WHAT YOU ARE ASKED TO DO —
Pictures stay out of the copy; set down each line of the listing below exactly.

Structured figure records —
----

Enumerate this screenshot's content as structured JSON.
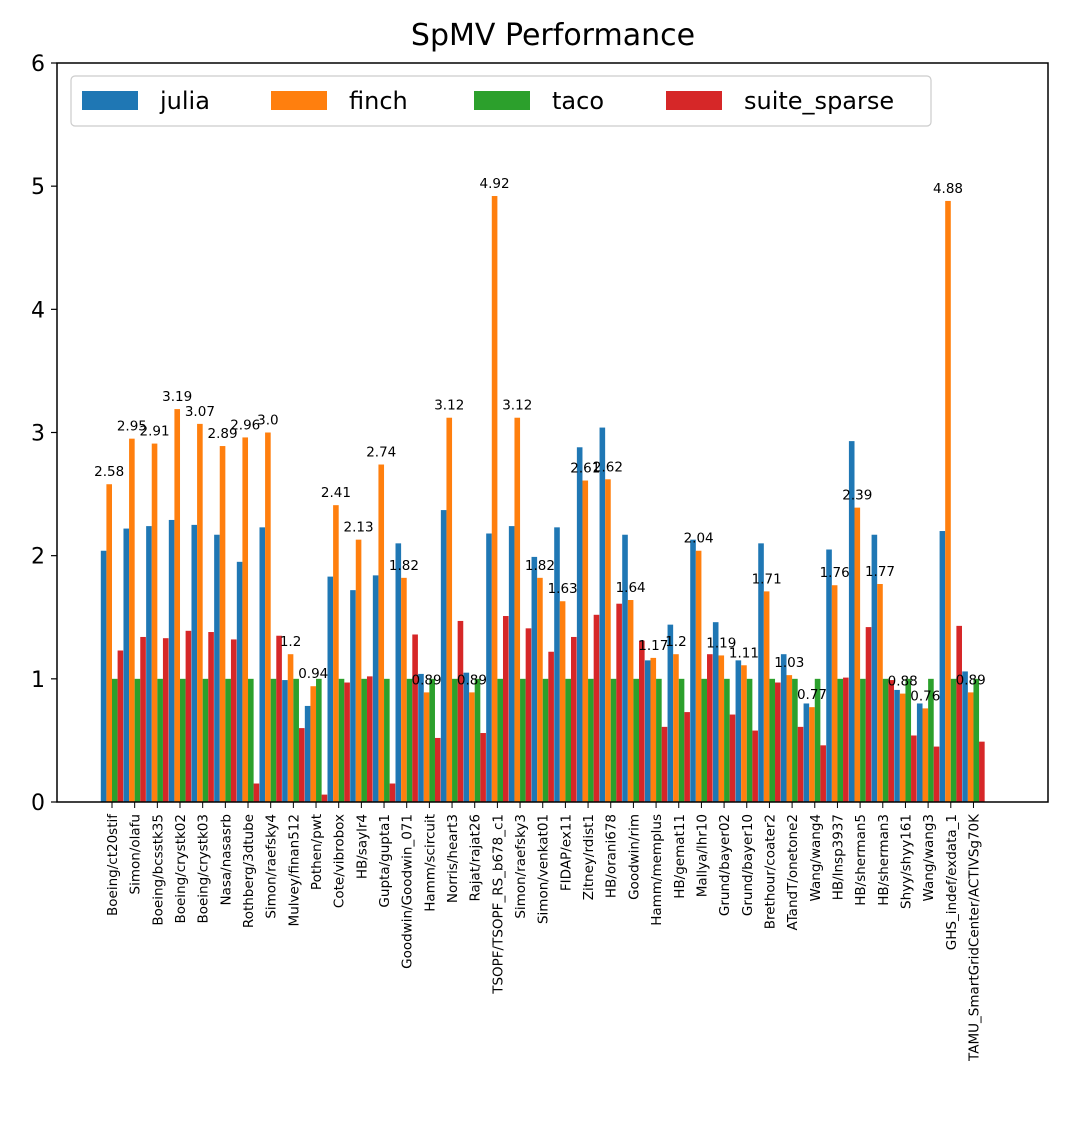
{
  "chart_data": {
    "type": "bar",
    "title": "SpMV Performance",
    "xlabel": "",
    "ylabel": "",
    "ylim": [
      0,
      6
    ],
    "yticks": [
      "0",
      "1",
      "2",
      "3",
      "4",
      "5",
      "6"
    ],
    "grid": false,
    "legend_position": "top-left",
    "categories": [
      "Boeing/ct20stif",
      "Simon/olafu",
      "Boeing/bcsstk35",
      "Boeing/crystk02",
      "Boeing/crystk03",
      "Nasa/nasasrb",
      "Rothberg/3dtube",
      "Simon/raefsky4",
      "Mulvey/finan512",
      "Pothen/pwt",
      "Cote/vibrobox",
      "HB/saylr4",
      "Gupta/gupta1",
      "Goodwin/Goodwin_071",
      "Hamm/scircuit",
      "Norris/heart3",
      "Rajat/rajat26",
      "TSOPF/TSOPF_RS_b678_c1",
      "Simon/raefsky3",
      "Simon/venkat01",
      "FIDAP/ex11",
      "Zitney/rdist1",
      "HB/orani678",
      "Goodwin/rim",
      "Hamm/memplus",
      "HB/gemat11",
      "Mallya/lhr10",
      "Grund/bayer02",
      "Grund/bayer10",
      "Brethour/coater2",
      "ATandT/onetone2",
      "Wang/wang4",
      "HB/lnsp3937",
      "HB/sherman5",
      "HB/sherman3",
      "Shyy/shyy161",
      "Wang/wang3",
      "GHS_indef/exdata_1",
      "TAMU_SmartGridCenter/ACTIVSg70K"
    ],
    "series": [
      {
        "name": "julia",
        "color": "#1f77b4",
        "values": [
          2.04,
          2.22,
          2.24,
          2.29,
          2.25,
          2.17,
          1.95,
          2.23,
          0.99,
          0.78,
          1.83,
          1.72,
          1.84,
          2.1,
          1.04,
          2.37,
          1.05,
          2.18,
          2.24,
          1.99,
          2.23,
          2.88,
          3.04,
          2.17,
          1.15,
          1.44,
          2.13,
          1.46,
          1.15,
          2.1,
          1.2,
          0.8,
          2.05,
          2.93,
          2.17,
          0.91,
          0.8,
          2.2,
          1.06
        ]
      },
      {
        "name": "finch",
        "color": "#ff7f0e",
        "values": [
          2.58,
          2.95,
          2.91,
          3.19,
          3.07,
          2.89,
          2.96,
          3.0,
          1.2,
          0.94,
          2.41,
          2.13,
          2.74,
          1.82,
          0.89,
          3.12,
          0.89,
          4.92,
          3.12,
          1.82,
          1.63,
          2.61,
          2.62,
          1.64,
          1.17,
          1.2,
          2.04,
          1.19,
          1.11,
          1.71,
          1.03,
          0.77,
          1.76,
          2.39,
          1.77,
          0.88,
          0.76,
          4.88,
          0.89
        ]
      },
      {
        "name": "taco",
        "color": "#2ca02c",
        "values": [
          1.0,
          1.0,
          1.0,
          1.0,
          1.0,
          1.0,
          1.0,
          1.0,
          1.0,
          1.0,
          1.0,
          1.0,
          1.0,
          1.0,
          1.0,
          1.0,
          1.0,
          1.0,
          1.0,
          1.0,
          1.0,
          1.0,
          1.0,
          1.0,
          1.0,
          1.0,
          1.0,
          1.0,
          1.0,
          1.0,
          1.0,
          1.0,
          1.0,
          1.0,
          1.0,
          1.0,
          1.0,
          1.0,
          1.0
        ]
      },
      {
        "name": "suite_sparse",
        "color": "#d62728",
        "values": [
          1.23,
          1.34,
          1.33,
          1.39,
          1.38,
          1.32,
          0.15,
          1.35,
          0.6,
          0.06,
          0.97,
          1.02,
          0.15,
          1.36,
          0.52,
          1.47,
          0.56,
          1.51,
          1.41,
          1.22,
          1.34,
          1.52,
          1.61,
          1.31,
          0.61,
          0.73,
          1.2,
          0.71,
          0.58,
          0.97,
          0.61,
          0.46,
          1.01,
          1.42,
          0.99,
          0.54,
          0.45,
          1.43,
          0.49
        ]
      }
    ],
    "data_labels": [
      "2.58",
      "2.95",
      "2.91",
      "3.19",
      "3.07",
      "2.89",
      "2.96",
      "3.0",
      "1.2",
      "0.94",
      "2.41",
      "2.13",
      "2.74",
      "1.82",
      "0.89",
      "3.12",
      "0.89",
      "4.92",
      "3.12",
      "1.82",
      "1.63",
      "2.61",
      "2.62",
      "1.64",
      "1.17",
      "1.2",
      "2.04",
      "1.19",
      "1.11",
      "1.71",
      "1.03",
      "0.77",
      "1.76",
      "2.39",
      "1.77",
      "0.88",
      "0.76",
      "4.88",
      "0.89"
    ]
  }
}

----

PROBLEM SOLUTION —
Enumerate this screenshot's content as structured JSON.
{
  "chart_data": {
    "type": "bar",
    "title": "SpMV Performance",
    "xlabel": "",
    "ylabel": "",
    "ylim": [
      0,
      6
    ],
    "yticks": [
      "0",
      "1",
      "2",
      "3",
      "4",
      "5",
      "6"
    ],
    "grid": false,
    "legend_position": "top-left",
    "categories": [
      "Boeing/ct20stif",
      "Simon/olafu",
      "Boeing/bcsstk35",
      "Boeing/crystk02",
      "Boeing/crystk03",
      "Nasa/nasasrb",
      "Rothberg/3dtube",
      "Simon/raefsky4",
      "Mulvey/finan512",
      "Pothen/pwt",
      "Cote/vibrobox",
      "HB/saylr4",
      "Gupta/gupta1",
      "Goodwin/Goodwin_071",
      "Hamm/scircuit",
      "Norris/heart3",
      "Rajat/rajat26",
      "TSOPF/TSOPF_RS_b678_c1",
      "Simon/raefsky3",
      "Simon/venkat01",
      "FIDAP/ex11",
      "Zitney/rdist1",
      "HB/orani678",
      "Goodwin/rim",
      "Hamm/memplus",
      "HB/gemat11",
      "Mallya/lhr10",
      "Grund/bayer02",
      "Grund/bayer10",
      "Brethour/coater2",
      "ATandT/onetone2",
      "Wang/wang4",
      "HB/lnsp3937",
      "HB/sherman5",
      "HB/sherman3",
      "Shyy/shyy161",
      "Wang/wang3",
      "GHS_indef/exdata_1",
      "TAMU_SmartGridCenter/ACTIVSg70K"
    ],
    "series": [
      {
        "name": "julia",
        "color": "#1f77b4",
        "values": [
          2.04,
          2.22,
          2.24,
          2.29,
          2.25,
          2.17,
          1.95,
          2.23,
          0.99,
          0.78,
          1.83,
          1.72,
          1.84,
          2.1,
          1.04,
          2.37,
          1.05,
          2.18,
          2.24,
          1.99,
          2.23,
          2.88,
          3.04,
          2.17,
          1.15,
          1.44,
          2.13,
          1.46,
          1.15,
          2.1,
          1.2,
          0.8,
          2.05,
          2.93,
          2.17,
          0.91,
          0.8,
          2.2,
          1.06
        ]
      },
      {
        "name": "finch",
        "color": "#ff7f0e",
        "values": [
          2.58,
          2.95,
          2.91,
          3.19,
          3.07,
          2.89,
          2.96,
          3.0,
          1.2,
          0.94,
          2.41,
          2.13,
          2.74,
          1.82,
          0.89,
          3.12,
          0.89,
          4.92,
          3.12,
          1.82,
          1.63,
          2.61,
          2.62,
          1.64,
          1.17,
          1.2,
          2.04,
          1.19,
          1.11,
          1.71,
          1.03,
          0.77,
          1.76,
          2.39,
          1.77,
          0.88,
          0.76,
          4.88,
          0.89
        ]
      },
      {
        "name": "taco",
        "color": "#2ca02c",
        "values": [
          1.0,
          1.0,
          1.0,
          1.0,
          1.0,
          1.0,
          1.0,
          1.0,
          1.0,
          1.0,
          1.0,
          1.0,
          1.0,
          1.0,
          1.0,
          1.0,
          1.0,
          1.0,
          1.0,
          1.0,
          1.0,
          1.0,
          1.0,
          1.0,
          1.0,
          1.0,
          1.0,
          1.0,
          1.0,
          1.0,
          1.0,
          1.0,
          1.0,
          1.0,
          1.0,
          1.0,
          1.0,
          1.0,
          1.0
        ]
      },
      {
        "name": "suite_sparse",
        "color": "#d62728",
        "values": [
          1.23,
          1.34,
          1.33,
          1.39,
          1.38,
          1.32,
          0.15,
          1.35,
          0.6,
          0.06,
          0.97,
          1.02,
          0.15,
          1.36,
          0.52,
          1.47,
          0.56,
          1.51,
          1.41,
          1.22,
          1.34,
          1.52,
          1.61,
          1.31,
          0.61,
          0.73,
          1.2,
          0.71,
          0.58,
          0.97,
          0.61,
          0.46,
          1.01,
          1.42,
          0.99,
          0.54,
          0.45,
          1.43,
          0.49
        ]
      }
    ],
    "data_labels": [
      "2.58",
      "2.95",
      "2.91",
      "3.19",
      "3.07",
      "2.89",
      "2.96",
      "3.0",
      "1.2",
      "0.94",
      "2.41",
      "2.13",
      "2.74",
      "1.82",
      "0.89",
      "3.12",
      "0.89",
      "4.92",
      "3.12",
      "1.82",
      "1.63",
      "2.61",
      "2.62",
      "1.64",
      "1.17",
      "1.2",
      "2.04",
      "1.19",
      "1.11",
      "1.71",
      "1.03",
      "0.77",
      "1.76",
      "2.39",
      "1.77",
      "0.88",
      "0.76",
      "4.88",
      "0.89"
    ]
  }
}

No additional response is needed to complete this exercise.